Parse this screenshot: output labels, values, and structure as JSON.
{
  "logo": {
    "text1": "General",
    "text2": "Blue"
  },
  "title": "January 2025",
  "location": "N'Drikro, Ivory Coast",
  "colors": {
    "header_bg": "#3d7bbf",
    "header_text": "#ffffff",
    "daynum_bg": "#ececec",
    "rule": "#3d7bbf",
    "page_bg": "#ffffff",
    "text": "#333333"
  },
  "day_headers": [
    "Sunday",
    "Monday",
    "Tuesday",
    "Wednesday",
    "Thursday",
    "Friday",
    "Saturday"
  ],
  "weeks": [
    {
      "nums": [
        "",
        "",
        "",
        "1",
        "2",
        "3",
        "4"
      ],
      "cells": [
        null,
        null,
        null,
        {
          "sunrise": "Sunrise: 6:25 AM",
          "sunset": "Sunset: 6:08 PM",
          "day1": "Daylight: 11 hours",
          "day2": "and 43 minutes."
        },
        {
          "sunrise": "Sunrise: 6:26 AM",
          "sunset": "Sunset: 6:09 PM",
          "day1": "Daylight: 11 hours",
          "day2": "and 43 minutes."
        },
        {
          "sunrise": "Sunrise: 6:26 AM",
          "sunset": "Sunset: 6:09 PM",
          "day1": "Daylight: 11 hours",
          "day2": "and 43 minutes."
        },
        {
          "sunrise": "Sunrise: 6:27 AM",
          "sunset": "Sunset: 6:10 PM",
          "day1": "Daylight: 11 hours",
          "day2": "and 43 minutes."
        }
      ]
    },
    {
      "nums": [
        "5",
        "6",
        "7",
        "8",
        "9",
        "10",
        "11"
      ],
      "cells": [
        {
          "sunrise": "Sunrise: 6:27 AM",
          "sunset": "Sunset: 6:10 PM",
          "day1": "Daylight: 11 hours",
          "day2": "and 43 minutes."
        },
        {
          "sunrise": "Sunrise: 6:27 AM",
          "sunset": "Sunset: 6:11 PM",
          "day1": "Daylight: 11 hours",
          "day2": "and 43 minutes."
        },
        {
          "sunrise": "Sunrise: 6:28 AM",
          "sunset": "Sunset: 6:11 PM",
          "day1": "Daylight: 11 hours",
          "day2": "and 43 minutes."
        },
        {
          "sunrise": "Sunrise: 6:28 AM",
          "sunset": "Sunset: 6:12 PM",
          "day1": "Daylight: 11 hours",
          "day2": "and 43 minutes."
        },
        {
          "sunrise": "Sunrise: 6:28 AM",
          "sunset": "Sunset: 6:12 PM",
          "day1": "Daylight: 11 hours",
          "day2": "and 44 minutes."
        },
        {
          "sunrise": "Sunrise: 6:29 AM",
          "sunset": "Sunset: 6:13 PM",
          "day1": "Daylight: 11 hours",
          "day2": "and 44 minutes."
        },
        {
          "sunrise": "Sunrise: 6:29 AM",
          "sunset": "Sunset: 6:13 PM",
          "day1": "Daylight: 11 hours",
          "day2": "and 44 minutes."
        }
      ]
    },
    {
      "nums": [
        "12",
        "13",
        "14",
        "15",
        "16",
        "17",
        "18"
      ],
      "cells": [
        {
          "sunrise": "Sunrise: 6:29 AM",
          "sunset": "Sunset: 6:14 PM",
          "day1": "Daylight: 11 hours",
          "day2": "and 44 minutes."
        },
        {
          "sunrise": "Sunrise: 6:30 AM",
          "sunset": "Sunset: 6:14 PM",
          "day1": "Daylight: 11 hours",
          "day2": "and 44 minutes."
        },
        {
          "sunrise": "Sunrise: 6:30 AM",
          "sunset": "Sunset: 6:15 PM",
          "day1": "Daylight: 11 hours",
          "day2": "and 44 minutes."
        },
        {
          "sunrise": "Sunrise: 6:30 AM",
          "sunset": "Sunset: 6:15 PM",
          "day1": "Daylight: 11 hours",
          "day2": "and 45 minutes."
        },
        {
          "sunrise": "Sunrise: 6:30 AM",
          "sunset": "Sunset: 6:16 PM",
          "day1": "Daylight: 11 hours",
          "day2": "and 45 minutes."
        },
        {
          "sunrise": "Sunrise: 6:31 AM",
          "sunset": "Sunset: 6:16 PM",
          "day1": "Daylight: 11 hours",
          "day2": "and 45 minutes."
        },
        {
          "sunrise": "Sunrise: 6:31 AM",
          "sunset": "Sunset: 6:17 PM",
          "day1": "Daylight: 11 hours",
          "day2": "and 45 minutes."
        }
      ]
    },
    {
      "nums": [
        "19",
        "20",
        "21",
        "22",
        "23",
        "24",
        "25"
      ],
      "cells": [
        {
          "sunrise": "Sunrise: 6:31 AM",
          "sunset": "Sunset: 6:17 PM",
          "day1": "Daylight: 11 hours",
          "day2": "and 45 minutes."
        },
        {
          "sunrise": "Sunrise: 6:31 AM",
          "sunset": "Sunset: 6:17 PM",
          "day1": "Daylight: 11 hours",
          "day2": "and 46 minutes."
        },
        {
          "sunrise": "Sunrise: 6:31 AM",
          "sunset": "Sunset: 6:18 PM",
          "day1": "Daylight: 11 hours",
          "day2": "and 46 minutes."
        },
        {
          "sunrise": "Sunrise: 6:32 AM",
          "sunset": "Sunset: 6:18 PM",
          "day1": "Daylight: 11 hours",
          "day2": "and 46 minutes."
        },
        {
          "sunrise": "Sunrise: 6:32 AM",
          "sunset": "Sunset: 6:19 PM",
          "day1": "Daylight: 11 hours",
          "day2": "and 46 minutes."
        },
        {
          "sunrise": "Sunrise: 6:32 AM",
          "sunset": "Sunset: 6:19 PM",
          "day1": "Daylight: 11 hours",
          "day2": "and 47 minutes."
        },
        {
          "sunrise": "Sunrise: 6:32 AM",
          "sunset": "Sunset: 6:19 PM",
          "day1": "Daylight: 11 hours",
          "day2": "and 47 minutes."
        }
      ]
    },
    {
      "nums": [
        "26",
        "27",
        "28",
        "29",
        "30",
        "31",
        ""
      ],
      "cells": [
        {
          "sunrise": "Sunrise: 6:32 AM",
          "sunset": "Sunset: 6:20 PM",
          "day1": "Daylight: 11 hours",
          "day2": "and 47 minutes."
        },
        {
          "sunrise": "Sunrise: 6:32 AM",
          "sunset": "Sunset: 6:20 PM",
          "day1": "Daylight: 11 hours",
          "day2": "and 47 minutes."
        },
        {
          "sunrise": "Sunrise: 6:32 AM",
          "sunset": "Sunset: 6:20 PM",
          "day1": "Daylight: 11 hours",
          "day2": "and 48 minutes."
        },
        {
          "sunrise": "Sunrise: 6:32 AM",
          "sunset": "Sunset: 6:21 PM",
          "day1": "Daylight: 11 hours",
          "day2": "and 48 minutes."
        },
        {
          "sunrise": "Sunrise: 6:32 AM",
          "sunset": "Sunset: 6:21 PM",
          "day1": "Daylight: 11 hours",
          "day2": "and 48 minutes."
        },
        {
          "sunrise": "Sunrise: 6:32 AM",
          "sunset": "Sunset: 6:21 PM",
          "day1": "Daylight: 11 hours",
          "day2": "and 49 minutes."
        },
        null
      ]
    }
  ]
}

■ ■ ■ ■ ■

Write out all of the records above exactly as they appear.

▶ [Answer to this problem]:
Parse this screenshot: output labels, values, and structure as JSON.
{
  "logo": {
    "text1": "General",
    "text2": "Blue"
  },
  "title": "January 2025",
  "location": "N'Drikro, Ivory Coast",
  "colors": {
    "header_bg": "#3d7bbf",
    "header_text": "#ffffff",
    "daynum_bg": "#ececec",
    "rule": "#3d7bbf",
    "page_bg": "#ffffff",
    "text": "#333333"
  },
  "day_headers": [
    "Sunday",
    "Monday",
    "Tuesday",
    "Wednesday",
    "Thursday",
    "Friday",
    "Saturday"
  ],
  "weeks": [
    {
      "nums": [
        "",
        "",
        "",
        "1",
        "2",
        "3",
        "4"
      ],
      "cells": [
        null,
        null,
        null,
        {
          "sunrise": "Sunrise: 6:25 AM",
          "sunset": "Sunset: 6:08 PM",
          "day1": "Daylight: 11 hours",
          "day2": "and 43 minutes."
        },
        {
          "sunrise": "Sunrise: 6:26 AM",
          "sunset": "Sunset: 6:09 PM",
          "day1": "Daylight: 11 hours",
          "day2": "and 43 minutes."
        },
        {
          "sunrise": "Sunrise: 6:26 AM",
          "sunset": "Sunset: 6:09 PM",
          "day1": "Daylight: 11 hours",
          "day2": "and 43 minutes."
        },
        {
          "sunrise": "Sunrise: 6:27 AM",
          "sunset": "Sunset: 6:10 PM",
          "day1": "Daylight: 11 hours",
          "day2": "and 43 minutes."
        }
      ]
    },
    {
      "nums": [
        "5",
        "6",
        "7",
        "8",
        "9",
        "10",
        "11"
      ],
      "cells": [
        {
          "sunrise": "Sunrise: 6:27 AM",
          "sunset": "Sunset: 6:10 PM",
          "day1": "Daylight: 11 hours",
          "day2": "and 43 minutes."
        },
        {
          "sunrise": "Sunrise: 6:27 AM",
          "sunset": "Sunset: 6:11 PM",
          "day1": "Daylight: 11 hours",
          "day2": "and 43 minutes."
        },
        {
          "sunrise": "Sunrise: 6:28 AM",
          "sunset": "Sunset: 6:11 PM",
          "day1": "Daylight: 11 hours",
          "day2": "and 43 minutes."
        },
        {
          "sunrise": "Sunrise: 6:28 AM",
          "sunset": "Sunset: 6:12 PM",
          "day1": "Daylight: 11 hours",
          "day2": "and 43 minutes."
        },
        {
          "sunrise": "Sunrise: 6:28 AM",
          "sunset": "Sunset: 6:12 PM",
          "day1": "Daylight: 11 hours",
          "day2": "and 44 minutes."
        },
        {
          "sunrise": "Sunrise: 6:29 AM",
          "sunset": "Sunset: 6:13 PM",
          "day1": "Daylight: 11 hours",
          "day2": "and 44 minutes."
        },
        {
          "sunrise": "Sunrise: 6:29 AM",
          "sunset": "Sunset: 6:13 PM",
          "day1": "Daylight: 11 hours",
          "day2": "and 44 minutes."
        }
      ]
    },
    {
      "nums": [
        "12",
        "13",
        "14",
        "15",
        "16",
        "17",
        "18"
      ],
      "cells": [
        {
          "sunrise": "Sunrise: 6:29 AM",
          "sunset": "Sunset: 6:14 PM",
          "day1": "Daylight: 11 hours",
          "day2": "and 44 minutes."
        },
        {
          "sunrise": "Sunrise: 6:30 AM",
          "sunset": "Sunset: 6:14 PM",
          "day1": "Daylight: 11 hours",
          "day2": "and 44 minutes."
        },
        {
          "sunrise": "Sunrise: 6:30 AM",
          "sunset": "Sunset: 6:15 PM",
          "day1": "Daylight: 11 hours",
          "day2": "and 44 minutes."
        },
        {
          "sunrise": "Sunrise: 6:30 AM",
          "sunset": "Sunset: 6:15 PM",
          "day1": "Daylight: 11 hours",
          "day2": "and 45 minutes."
        },
        {
          "sunrise": "Sunrise: 6:30 AM",
          "sunset": "Sunset: 6:16 PM",
          "day1": "Daylight: 11 hours",
          "day2": "and 45 minutes."
        },
        {
          "sunrise": "Sunrise: 6:31 AM",
          "sunset": "Sunset: 6:16 PM",
          "day1": "Daylight: 11 hours",
          "day2": "and 45 minutes."
        },
        {
          "sunrise": "Sunrise: 6:31 AM",
          "sunset": "Sunset: 6:17 PM",
          "day1": "Daylight: 11 hours",
          "day2": "and 45 minutes."
        }
      ]
    },
    {
      "nums": [
        "19",
        "20",
        "21",
        "22",
        "23",
        "24",
        "25"
      ],
      "cells": [
        {
          "sunrise": "Sunrise: 6:31 AM",
          "sunset": "Sunset: 6:17 PM",
          "day1": "Daylight: 11 hours",
          "day2": "and 45 minutes."
        },
        {
          "sunrise": "Sunrise: 6:31 AM",
          "sunset": "Sunset: 6:17 PM",
          "day1": "Daylight: 11 hours",
          "day2": "and 46 minutes."
        },
        {
          "sunrise": "Sunrise: 6:31 AM",
          "sunset": "Sunset: 6:18 PM",
          "day1": "Daylight: 11 hours",
          "day2": "and 46 minutes."
        },
        {
          "sunrise": "Sunrise: 6:32 AM",
          "sunset": "Sunset: 6:18 PM",
          "day1": "Daylight: 11 hours",
          "day2": "and 46 minutes."
        },
        {
          "sunrise": "Sunrise: 6:32 AM",
          "sunset": "Sunset: 6:19 PM",
          "day1": "Daylight: 11 hours",
          "day2": "and 46 minutes."
        },
        {
          "sunrise": "Sunrise: 6:32 AM",
          "sunset": "Sunset: 6:19 PM",
          "day1": "Daylight: 11 hours",
          "day2": "and 47 minutes."
        },
        {
          "sunrise": "Sunrise: 6:32 AM",
          "sunset": "Sunset: 6:19 PM",
          "day1": "Daylight: 11 hours",
          "day2": "and 47 minutes."
        }
      ]
    },
    {
      "nums": [
        "26",
        "27",
        "28",
        "29",
        "30",
        "31",
        ""
      ],
      "cells": [
        {
          "sunrise": "Sunrise: 6:32 AM",
          "sunset": "Sunset: 6:20 PM",
          "day1": "Daylight: 11 hours",
          "day2": "and 47 minutes."
        },
        {
          "sunrise": "Sunrise: 6:32 AM",
          "sunset": "Sunset: 6:20 PM",
          "day1": "Daylight: 11 hours",
          "day2": "and 47 minutes."
        },
        {
          "sunrise": "Sunrise: 6:32 AM",
          "sunset": "Sunset: 6:20 PM",
          "day1": "Daylight: 11 hours",
          "day2": "and 48 minutes."
        },
        {
          "sunrise": "Sunrise: 6:32 AM",
          "sunset": "Sunset: 6:21 PM",
          "day1": "Daylight: 11 hours",
          "day2": "and 48 minutes."
        },
        {
          "sunrise": "Sunrise: 6:32 AM",
          "sunset": "Sunset: 6:21 PM",
          "day1": "Daylight: 11 hours",
          "day2": "and 48 minutes."
        },
        {
          "sunrise": "Sunrise: 6:32 AM",
          "sunset": "Sunset: 6:21 PM",
          "day1": "Daylight: 11 hours",
          "day2": "and 49 minutes."
        },
        null
      ]
    }
  ]
}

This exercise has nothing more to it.